Stored records:
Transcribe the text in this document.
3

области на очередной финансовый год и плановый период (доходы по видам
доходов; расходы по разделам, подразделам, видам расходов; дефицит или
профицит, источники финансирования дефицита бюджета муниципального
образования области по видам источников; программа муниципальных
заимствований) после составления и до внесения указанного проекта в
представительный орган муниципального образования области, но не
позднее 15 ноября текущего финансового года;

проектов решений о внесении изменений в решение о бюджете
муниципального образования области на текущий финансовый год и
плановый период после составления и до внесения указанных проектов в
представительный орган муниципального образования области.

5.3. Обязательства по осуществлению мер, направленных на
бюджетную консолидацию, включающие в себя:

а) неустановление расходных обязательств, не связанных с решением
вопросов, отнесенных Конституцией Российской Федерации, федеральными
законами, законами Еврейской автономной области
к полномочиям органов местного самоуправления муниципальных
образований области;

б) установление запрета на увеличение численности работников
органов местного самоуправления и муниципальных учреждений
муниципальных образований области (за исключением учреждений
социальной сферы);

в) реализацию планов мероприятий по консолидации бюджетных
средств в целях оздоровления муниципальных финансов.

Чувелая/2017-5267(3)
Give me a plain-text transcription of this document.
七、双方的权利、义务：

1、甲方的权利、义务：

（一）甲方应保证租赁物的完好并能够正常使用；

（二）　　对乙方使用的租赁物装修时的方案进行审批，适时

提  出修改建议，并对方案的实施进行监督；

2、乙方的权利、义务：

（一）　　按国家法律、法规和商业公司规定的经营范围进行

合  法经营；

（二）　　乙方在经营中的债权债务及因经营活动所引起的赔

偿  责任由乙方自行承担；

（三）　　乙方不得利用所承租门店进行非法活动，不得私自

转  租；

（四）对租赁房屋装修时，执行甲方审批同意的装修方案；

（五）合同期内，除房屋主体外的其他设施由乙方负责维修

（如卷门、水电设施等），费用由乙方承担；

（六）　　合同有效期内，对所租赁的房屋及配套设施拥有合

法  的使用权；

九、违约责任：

STATED GOAL: Pick out the lines containing the word "this" and show them.

TASK ANSWER:
Transcribe the text in this document.
Give me a plain-text transcription of this document.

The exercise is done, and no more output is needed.